• [Set problem]: Go through the entries below and print each one exactly, leaving out pictures.

• [Material for the task]:

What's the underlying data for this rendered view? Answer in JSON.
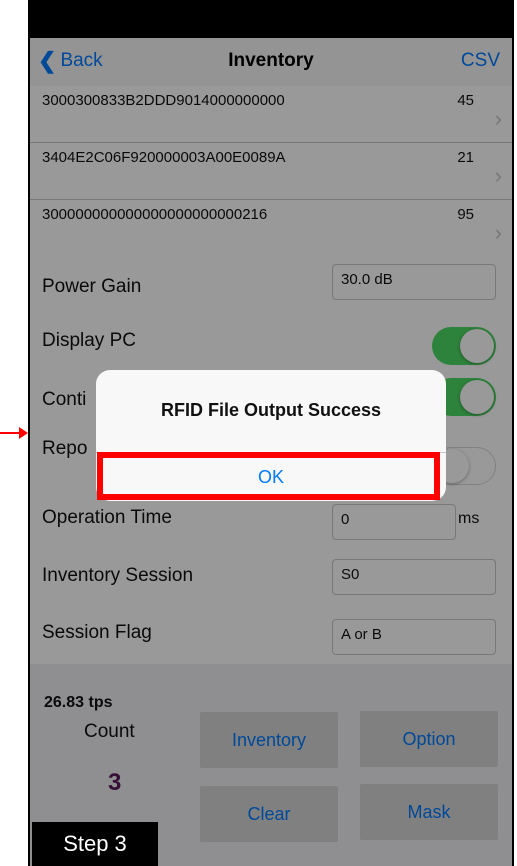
{
  "nav": {
    "back_label": "Back",
    "title": "Inventory",
    "action_label": "CSV"
  },
  "tags": [
    {
      "epc": "3000300833B2DDD9014000000000",
      "count": "45"
    },
    {
      "epc": "3404E2C06F920000003A00E0089A",
      "count": "21"
    },
    {
      "epc": "300000000000000000000000216",
      "count": "95"
    }
  ],
  "settings": {
    "power_gain_label": "Power Gain",
    "power_gain_value": "30.0 dB",
    "display_pc_label": "Display PC",
    "display_pc_on": true,
    "continuous_label": "Conti",
    "continuous_on": true,
    "report_label": "Repo",
    "report_on": false,
    "operation_time_label": "Operation Time",
    "operation_time_value": "0",
    "operation_time_unit": "ms",
    "session_label": "Inventory Session",
    "session_value": "S0",
    "session_flag_label": "Session Flag",
    "session_flag_value": "A or B"
  },
  "stats": {
    "rate": "26.83 tps",
    "count_label": "Count",
    "count_value": "3"
  },
  "buttons": {
    "inventory": "Inventory",
    "option": "Option",
    "clear": "Clear",
    "mask": "Mask"
  },
  "alert": {
    "title": "RFID File Output Success",
    "ok_label": "OK"
  },
  "annotation": {
    "step_label": "Step 3"
  },
  "colors": {
    "accent": "#007aff",
    "toggle_on": "#4cd964",
    "highlight": "#ff0000",
    "count": "#5a1a5a"
  }
}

• [The output]:
What's the underlying data for this rendered view? Answer in JSON.
{
  "nav": {
    "back_label": "Back",
    "title": "Inventory",
    "action_label": "CSV"
  },
  "tags": [
    {
      "epc": "3000300833B2DDD9014000000000",
      "count": "45"
    },
    {
      "epc": "3404E2C06F920000003A00E0089A",
      "count": "21"
    },
    {
      "epc": "300000000000000000000000216",
      "count": "95"
    }
  ],
  "settings": {
    "power_gain_label": "Power Gain",
    "power_gain_value": "30.0 dB",
    "display_pc_label": "Display PC",
    "display_pc_on": true,
    "continuous_label": "Conti",
    "continuous_on": true,
    "report_label": "Repo",
    "report_on": false,
    "operation_time_label": "Operation Time",
    "operation_time_value": "0",
    "operation_time_unit": "ms",
    "session_label": "Inventory Session",
    "session_value": "S0",
    "session_flag_label": "Session Flag",
    "session_flag_value": "A or B"
  },
  "stats": {
    "rate": "26.83 tps",
    "count_label": "Count",
    "count_value": "3"
  },
  "buttons": {
    "inventory": "Inventory",
    "option": "Option",
    "clear": "Clear",
    "mask": "Mask"
  },
  "alert": {
    "title": "RFID File Output Success",
    "ok_label": "OK"
  },
  "annotation": {
    "step_label": "Step 3"
  },
  "colors": {
    "accent": "#007aff",
    "toggle_on": "#4cd964",
    "highlight": "#ff0000",
    "count": "#5a1a5a"
  }
}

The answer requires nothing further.